Task to complete:
Identify the lines holding "toán" and copy them.

start Data lines

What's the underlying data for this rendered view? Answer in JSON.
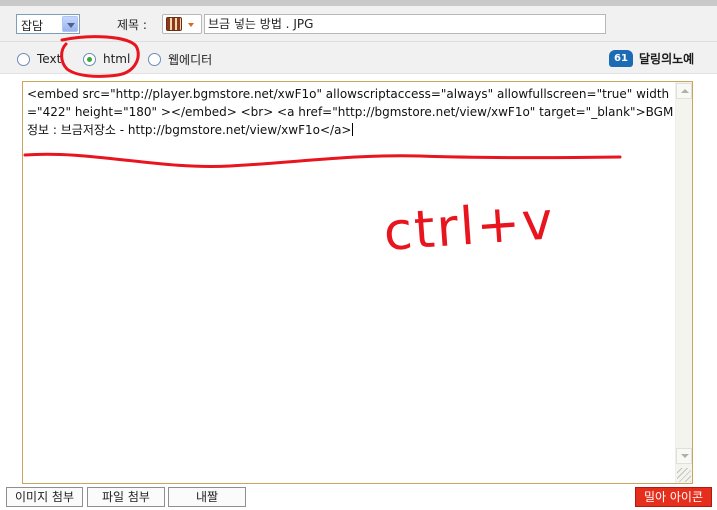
{
  "toolbar": {
    "category_value": "잡담",
    "title_label": "제목 :",
    "title_value": "브금 넣는 방법 . JPG"
  },
  "mode": {
    "options": [
      {
        "label": "Text",
        "selected": false
      },
      {
        "label": "html",
        "selected": true
      },
      {
        "label": "웹에디터",
        "selected": false
      }
    ],
    "logo_badge": "61",
    "logo_text": "달링의노예"
  },
  "editor": {
    "content": "<embed src=\"http://player.bgmstore.net/xwF1o\" allowscriptaccess=\"always\" allowfullscreen=\"true\" width=\"422\" height=\"180\" ></embed> <br> <a href=\"http://bgmstore.net/view/xwF1o\" target=\"_blank\">BGM정보 : 브금저장소 - http://bgmstore.net/view/xwF1o</a>"
  },
  "annotation": {
    "text": "ctrl+v",
    "color": "#e8141e"
  },
  "bottom": {
    "attach_image": "이미지 첨부",
    "attach_file": "파일 첨부",
    "my_files": "내짤",
    "emoticons": "밀아 아이콘"
  }
}
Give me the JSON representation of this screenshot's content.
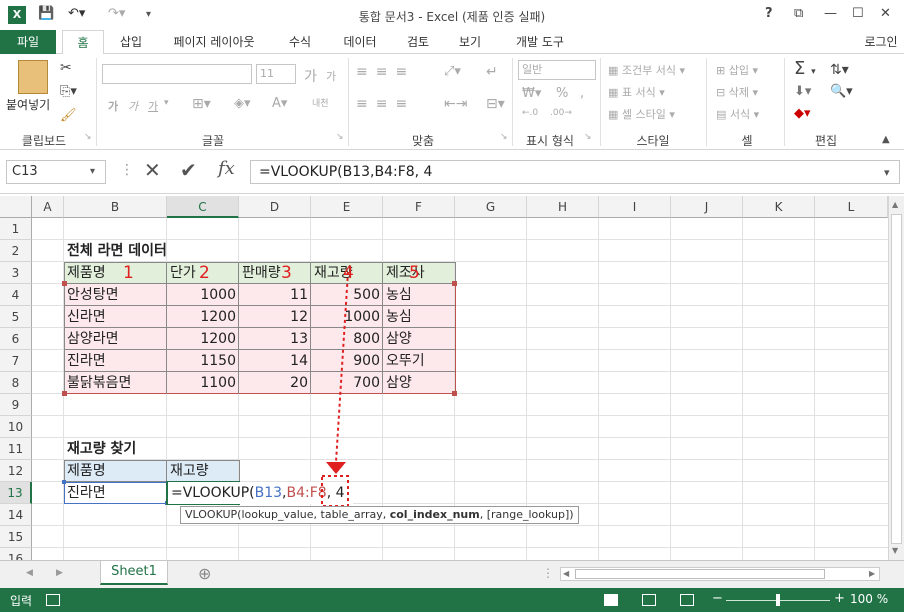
{
  "window": {
    "title": "통합 문서3 - Excel (제품 인증 실패)",
    "help": "?",
    "controls": {
      "restore_ribbon": "⧉",
      "minimize": "—",
      "maximize": "☐",
      "close": "✕"
    }
  },
  "ribbon_tabs": [
    "파일",
    "홈",
    "삽입",
    "페이지 레이아웃",
    "수식",
    "데이터",
    "검토",
    "보기",
    "개발 도구"
  ],
  "login": "로그인",
  "ribbon": {
    "clipboard": {
      "paste": "붙여넣기",
      "label": "클립보드"
    },
    "font": {
      "size": "11",
      "label": "글꼴",
      "grow": "가",
      "shrink": "가",
      "bold": "가",
      "italic": "가",
      "underline": "가",
      "phonetic": "내천"
    },
    "alignment": {
      "label": "맞춤"
    },
    "number": {
      "format": "일반",
      "label": "표시 형식",
      "percent": "%"
    },
    "styles": {
      "conditional": "조건부 서식",
      "table": "표 서식",
      "cell_style": "셀 스타일",
      "label": "스타일"
    },
    "cells": {
      "insert": "삽입",
      "delete": "삭제",
      "format": "서식",
      "label": "셀"
    },
    "editing": {
      "label": "편집"
    }
  },
  "namebox": "C13",
  "formula": "=VLOOKUP(B13,B4:F8, 4",
  "columns": [
    "A",
    "B",
    "C",
    "D",
    "E",
    "F",
    "G",
    "H",
    "I",
    "J",
    "K",
    "L"
  ],
  "rows": [
    "1",
    "2",
    "3",
    "4",
    "5",
    "6",
    "7",
    "8",
    "9",
    "10",
    "11",
    "12",
    "13",
    "14",
    "15",
    "16"
  ],
  "sheet": {
    "title1": "전체 라면 데이터",
    "headers": [
      "제품명",
      "단가",
      "판매량",
      "재고량",
      "제조사"
    ],
    "col_numbers": [
      "1",
      "2",
      "3",
      "4",
      "5"
    ],
    "data": [
      [
        "안성탕면",
        "1000",
        "11",
        "500",
        "농심"
      ],
      [
        "신라면",
        "1200",
        "12",
        "1000",
        "농심"
      ],
      [
        "삼양라면",
        "1200",
        "13",
        "800",
        "삼양"
      ],
      [
        "진라면",
        "1150",
        "14",
        "900",
        "오뚜기"
      ],
      [
        "불닭볶음면",
        "1100",
        "20",
        "700",
        "삼양"
      ]
    ],
    "title2": "재고량 찾기",
    "lookup_headers": [
      "제품명",
      "재고량"
    ],
    "lookup_name": "진라면",
    "edit": {
      "prefix": "=VLOOKUP(",
      "ref1": "B13",
      "comma1": ",",
      "ref2": "B4:F8",
      "comma2": ",",
      "arg": " 4"
    },
    "tooltip": {
      "start": "VLOOKUP(lookup_value, table_array, ",
      "bold": "col_index_num",
      "end": ", [range_lookup])"
    }
  },
  "sheet_tab": "Sheet1",
  "add_sheet": "⊕",
  "status": {
    "mode": "입력",
    "zoom": "100 %"
  },
  "colors": {
    "excel_green": "#217346",
    "table_fill": "#fde9ec",
    "header_fill": "#e2efda",
    "lookup_header_fill": "#ddebf7",
    "ref1": "#4472c4",
    "ref2": "#c0504d",
    "annotation": "#e02020"
  }
}
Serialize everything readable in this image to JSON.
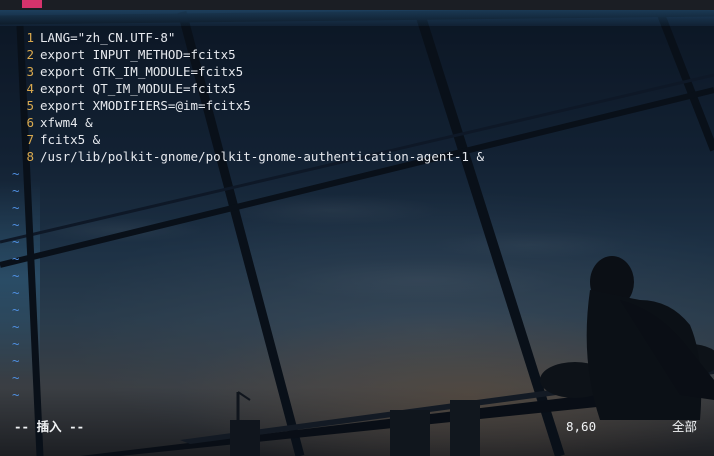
{
  "editor": {
    "lines": [
      {
        "num": "1",
        "text": "LANG=\"zh_CN.UTF-8\""
      },
      {
        "num": "2",
        "text": "export INPUT_METHOD=fcitx5"
      },
      {
        "num": "3",
        "text": "export GTK_IM_MODULE=fcitx5"
      },
      {
        "num": "4",
        "text": "export QT_IM_MODULE=fcitx5"
      },
      {
        "num": "5",
        "text": "export XMODIFIERS=@im=fcitx5"
      },
      {
        "num": "6",
        "text": "xfwm4 &"
      },
      {
        "num": "7",
        "text": "fcitx5 &"
      },
      {
        "num": "8",
        "text": "/usr/lib/polkit-gnome/polkit-gnome-authentication-agent-1 &"
      }
    ],
    "empty_marker": "~",
    "empty_count": 14
  },
  "status": {
    "mode": "-- 插入 --",
    "position": "8,60",
    "scroll": "全部"
  },
  "colors": {
    "line_number": "#d9a94e",
    "tilde": "#4f8fe0",
    "text": "#e6e9ee",
    "accent": "#d6336c"
  }
}
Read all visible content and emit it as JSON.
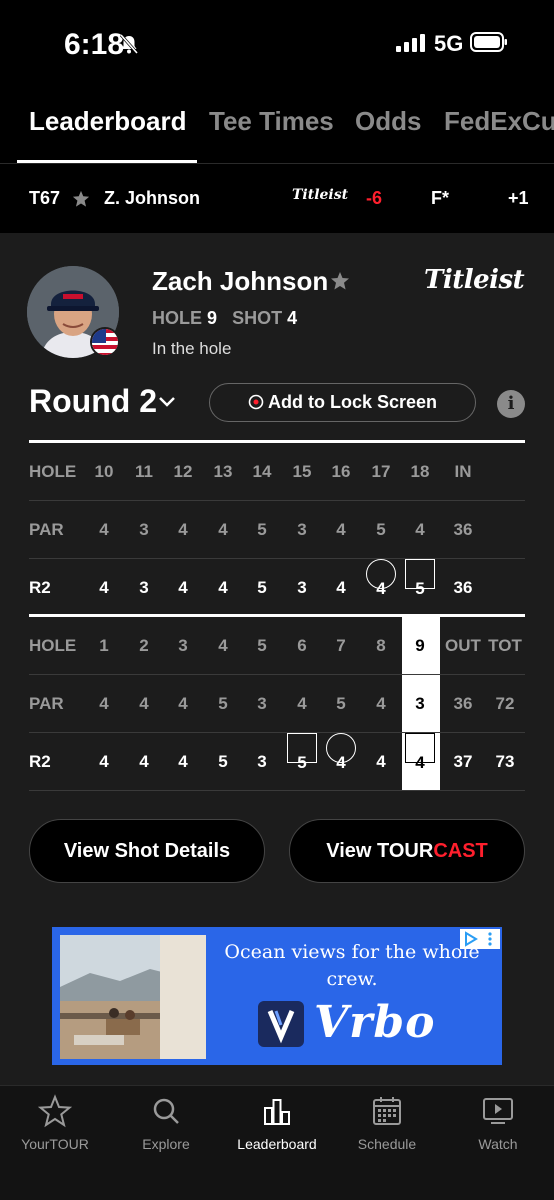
{
  "status_bar": {
    "time": "6:18",
    "network": "5G"
  },
  "tabs": [
    {
      "label": "Leaderboard",
      "active": true
    },
    {
      "label": "Tee Times",
      "active": false
    },
    {
      "label": "Odds",
      "active": false
    },
    {
      "label": "FedExCup",
      "active": false
    }
  ],
  "ticker": {
    "position": "T67",
    "player": "Z. Johnson",
    "sponsor": "Titleist",
    "to_par": "-6",
    "thru": "F*",
    "today": "+1"
  },
  "player": {
    "name": "Zach Johnson",
    "sponsor": "Titleist",
    "hole_label": "HOLE",
    "hole": "9",
    "shot_label": "SHOT",
    "shot": "4",
    "status": "In the hole"
  },
  "round": {
    "label": "Round 2",
    "lock_button": "Add to Lock Screen"
  },
  "back_nine": {
    "hole_label": "HOLE",
    "holes": [
      "10",
      "11",
      "12",
      "13",
      "14",
      "15",
      "16",
      "17",
      "18"
    ],
    "total_label": "IN",
    "par_label": "PAR",
    "par": [
      "4",
      "3",
      "4",
      "4",
      "5",
      "3",
      "4",
      "5",
      "4"
    ],
    "par_total": "36",
    "round_label": "R2",
    "scores": [
      "4",
      "3",
      "4",
      "4",
      "5",
      "3",
      "4",
      "4",
      "5"
    ],
    "score_total": "36"
  },
  "front_nine": {
    "hole_label": "HOLE",
    "holes": [
      "1",
      "2",
      "3",
      "4",
      "5",
      "6",
      "7",
      "8",
      "9"
    ],
    "out_label": "OUT",
    "tot_label": "TOT",
    "par_label": "PAR",
    "par": [
      "4",
      "4",
      "4",
      "5",
      "3",
      "4",
      "5",
      "4",
      "3"
    ],
    "par_out": "36",
    "par_tot": "72",
    "round_label": "R2",
    "scores": [
      "4",
      "4",
      "4",
      "5",
      "3",
      "5",
      "4",
      "4",
      "4"
    ],
    "score_out": "37",
    "score_tot": "73"
  },
  "buttons": {
    "shot_details": "View Shot Details",
    "tourcast_prefix": "View TOUR",
    "tourcast_suffix": "CAST"
  },
  "ad": {
    "headline": "Ocean views for the whole crew.",
    "brand": "Vrbo"
  },
  "bottom_nav": [
    {
      "label": "YourTOUR",
      "icon": "star-icon",
      "active": false
    },
    {
      "label": "Explore",
      "icon": "search-icon",
      "active": false
    },
    {
      "label": "Leaderboard",
      "icon": "leaderboard-icon",
      "active": true
    },
    {
      "label": "Schedule",
      "icon": "calendar-icon",
      "active": false
    },
    {
      "label": "Watch",
      "icon": "play-icon",
      "active": false
    }
  ],
  "colors": {
    "accent_red": "#ff1f2d",
    "card_bg": "#1c1c1c",
    "ad_blue": "#2a66e8"
  }
}
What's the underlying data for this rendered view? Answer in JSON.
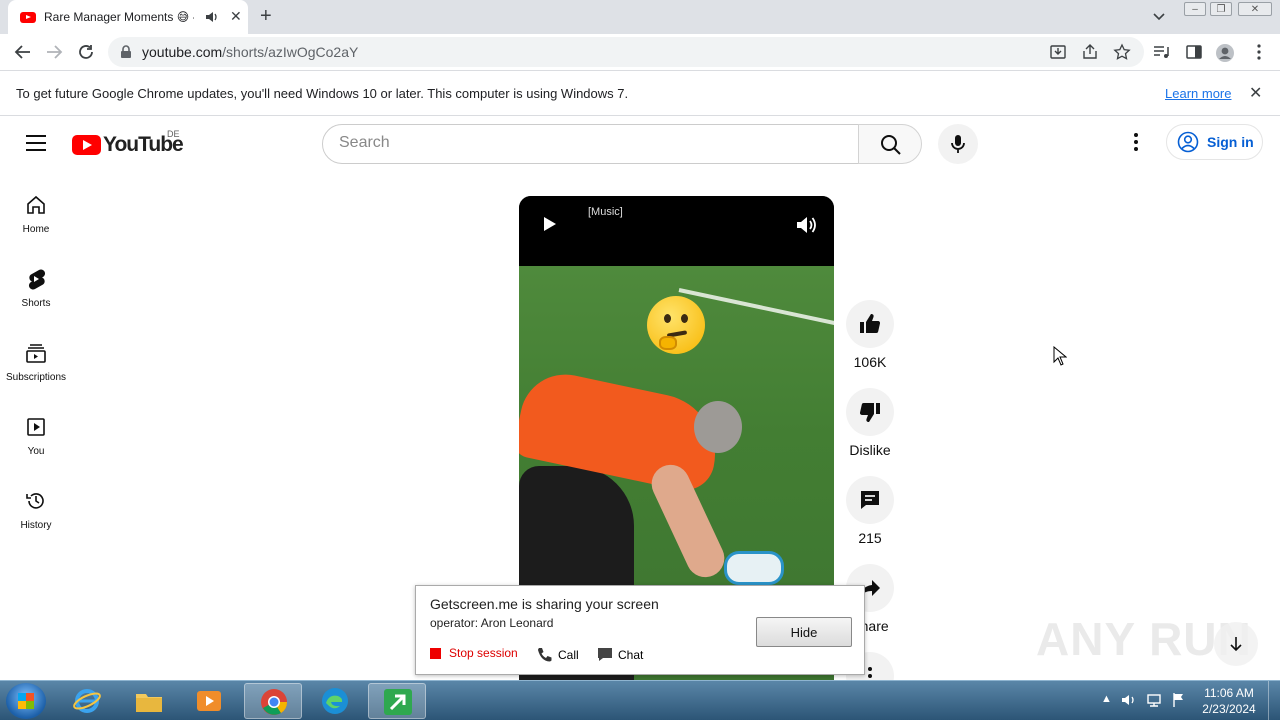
{
  "browser": {
    "tab_title": "Rare Manager Moments 😅 -",
    "url_domain": "youtube.com",
    "url_path": "/shorts/azIwOgCo2aY",
    "infobar_message": "To get future Google Chrome updates, you'll need Windows 10 or later. This computer is using Windows 7.",
    "infobar_link": "Learn more"
  },
  "youtube": {
    "logo_text": "YouTube",
    "country_code": "DE",
    "search_placeholder": "Search",
    "sign_in_label": "Sign in",
    "guide": [
      {
        "label": "Home",
        "icon": "home-icon"
      },
      {
        "label": "Shorts",
        "icon": "shorts-icon"
      },
      {
        "label": "Subscriptions",
        "icon": "subscriptions-icon"
      },
      {
        "label": "You",
        "icon": "you-icon"
      },
      {
        "label": "History",
        "icon": "history-icon"
      }
    ],
    "player": {
      "caption": "[Music]"
    },
    "actions": {
      "likes": "106K",
      "dislike_label": "Dislike",
      "comments": "215",
      "share_label": "Share"
    }
  },
  "getscreen": {
    "title": "Getscreen.me is sharing your screen",
    "operator": "operator: Aron Leonard",
    "hide_label": "Hide",
    "stop_label": "Stop session",
    "call_label": "Call",
    "chat_label": "Chat"
  },
  "watermark": "ANY RUN",
  "taskbar": {
    "time": "11:06 AM",
    "date": "2/23/2024"
  },
  "colors": {
    "youtube_red": "#ff0000",
    "link_blue": "#1a73e8",
    "signin_blue": "#065fd4",
    "stop_red": "#dd0000"
  }
}
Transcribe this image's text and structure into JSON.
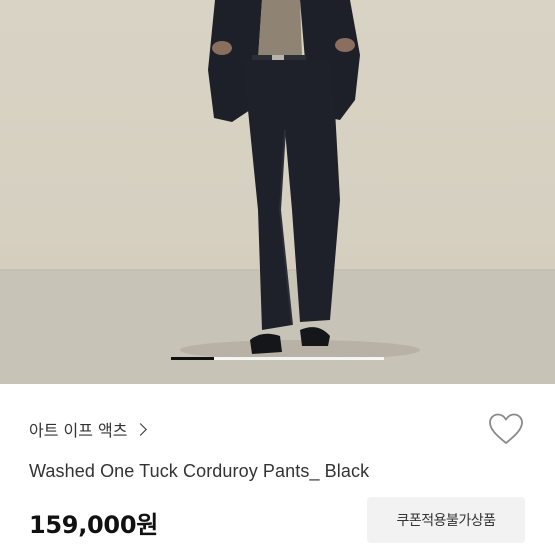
{
  "product_image": {
    "description_icon": "product-photo",
    "carousel": {
      "progress": 0.2
    },
    "colors": {
      "background": "#d8d2c4",
      "floor": "#c7c2b6",
      "garment": "#1e2129"
    }
  },
  "shop": {
    "name": "아트 이프 액츠",
    "icon": "chevron-right-icon"
  },
  "wishlist": {
    "icon": "heart-outline-icon"
  },
  "product": {
    "title": "Washed One Tuck Corduroy Pants_ Black",
    "price": "159,000원"
  },
  "coupon": {
    "label": "쿠폰적용불가상품"
  }
}
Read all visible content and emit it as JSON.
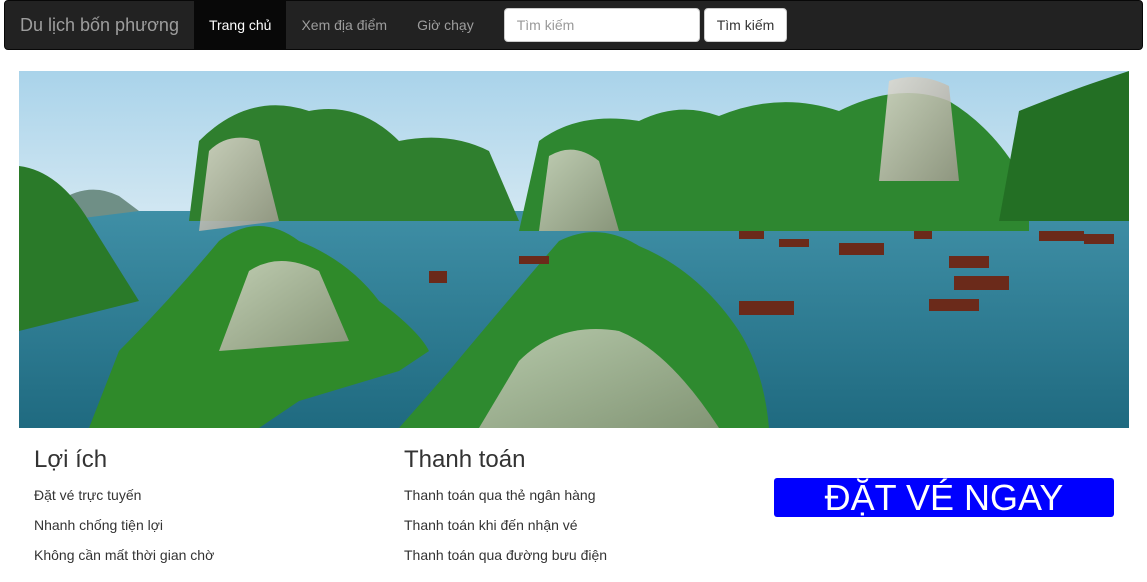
{
  "navbar": {
    "brand": "Du lịch bốn phương",
    "items": [
      {
        "label": "Trang chủ",
        "active": true
      },
      {
        "label": "Xem địa điểm",
        "active": false
      },
      {
        "label": "Giờ chạy",
        "active": false
      }
    ],
    "search": {
      "placeholder": "Tìm kiếm",
      "value": "",
      "button_label": "Tìm kiếm"
    }
  },
  "hero": {
    "image": "ha-long-bay-landscape",
    "colors": {
      "sky": "#b9dcef",
      "water": "#2f7f95",
      "foliage": "#2f8a2a",
      "rock": "#c9c3b8"
    }
  },
  "benefits": {
    "title": "Lợi ích",
    "items": [
      "Đặt vé trực tuyến",
      "Nhanh chống tiện lợi",
      "Không cần mất thời gian chờ"
    ]
  },
  "payment": {
    "title": "Thanh toán",
    "items": [
      "Thanh toán qua thẻ ngân hàng",
      "Thanh toán khi đến nhận vé",
      "Thanh toán qua đường bưu điện"
    ]
  },
  "cta": {
    "label": "ĐẶT VÉ NGAY",
    "color": "#0000ff"
  }
}
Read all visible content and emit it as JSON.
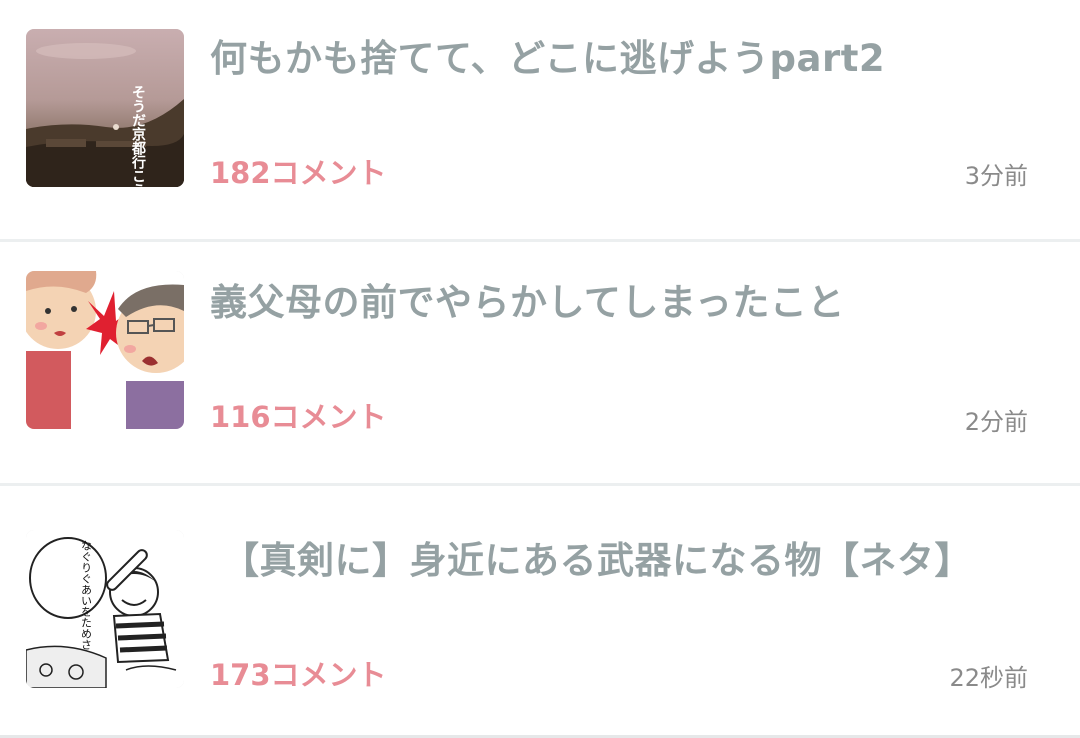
{
  "articles": [
    {
      "title": "何もかも捨てて、どこに逃げようpart2",
      "comments": "182コメント",
      "time": "3分前",
      "thumb": "kyoto-landscape-thumbnail",
      "thumb_text": "そうだ京都行こう。"
    },
    {
      "title": "義父母の前でやらかしてしまったこと",
      "comments": "116コメント",
      "time": "2分前",
      "thumb": "in-law-argument-illustration-thumbnail"
    },
    {
      "title": "【真剣に】身近にある武器になる物【ネタ】",
      "comments": "173コメント",
      "time": "22秒前",
      "thumb": "manga-bat-character-thumbnail",
      "thumb_text": "なぐりぐあいをためさせろ。"
    }
  ],
  "colors": {
    "title": "#95a1a3",
    "comments": "#e88c95",
    "time": "#8a8a8a",
    "divider": "#eceff0"
  }
}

end Data lines

Task solution:
    "title": "Thanh toán",
      "Thanh toán qua thẻ ngân hàng",
      "Thanh toán khi đến nhận vé",
      "Thanh toán qua đường bưu điện"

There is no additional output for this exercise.